[start]
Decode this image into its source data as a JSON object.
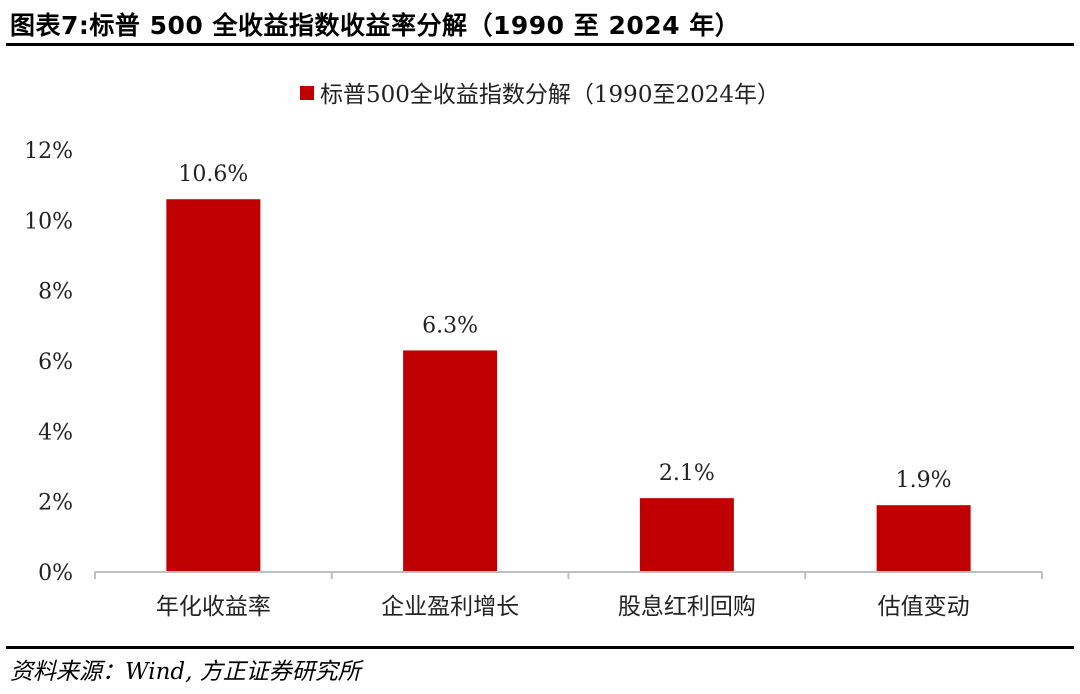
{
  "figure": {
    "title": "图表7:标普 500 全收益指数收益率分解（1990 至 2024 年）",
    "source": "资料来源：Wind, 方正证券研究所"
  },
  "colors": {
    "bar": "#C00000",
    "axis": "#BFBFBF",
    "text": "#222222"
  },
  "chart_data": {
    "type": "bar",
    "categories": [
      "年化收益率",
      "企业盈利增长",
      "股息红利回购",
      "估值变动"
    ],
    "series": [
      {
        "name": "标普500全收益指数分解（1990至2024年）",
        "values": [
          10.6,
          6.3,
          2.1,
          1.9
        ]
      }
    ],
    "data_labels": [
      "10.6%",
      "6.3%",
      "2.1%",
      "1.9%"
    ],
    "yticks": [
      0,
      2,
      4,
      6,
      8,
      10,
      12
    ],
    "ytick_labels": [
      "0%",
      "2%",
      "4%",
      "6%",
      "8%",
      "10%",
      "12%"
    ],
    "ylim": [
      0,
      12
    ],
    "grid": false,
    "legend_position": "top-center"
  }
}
[end]
Every line should be retyped exactly, with the pictures omitted.

Decode this image into its source data as a JSON object.
{
  "figure": {
    "title": "图表7:标普 500 全收益指数收益率分解（1990 至 2024 年）",
    "source": "资料来源：Wind, 方正证券研究所"
  },
  "colors": {
    "bar": "#C00000",
    "axis": "#BFBFBF",
    "text": "#222222"
  },
  "chart_data": {
    "type": "bar",
    "categories": [
      "年化收益率",
      "企业盈利增长",
      "股息红利回购",
      "估值变动"
    ],
    "series": [
      {
        "name": "标普500全收益指数分解（1990至2024年）",
        "values": [
          10.6,
          6.3,
          2.1,
          1.9
        ]
      }
    ],
    "data_labels": [
      "10.6%",
      "6.3%",
      "2.1%",
      "1.9%"
    ],
    "yticks": [
      0,
      2,
      4,
      6,
      8,
      10,
      12
    ],
    "ytick_labels": [
      "0%",
      "2%",
      "4%",
      "6%",
      "8%",
      "10%",
      "12%"
    ],
    "ylim": [
      0,
      12
    ],
    "grid": false,
    "legend_position": "top-center"
  }
}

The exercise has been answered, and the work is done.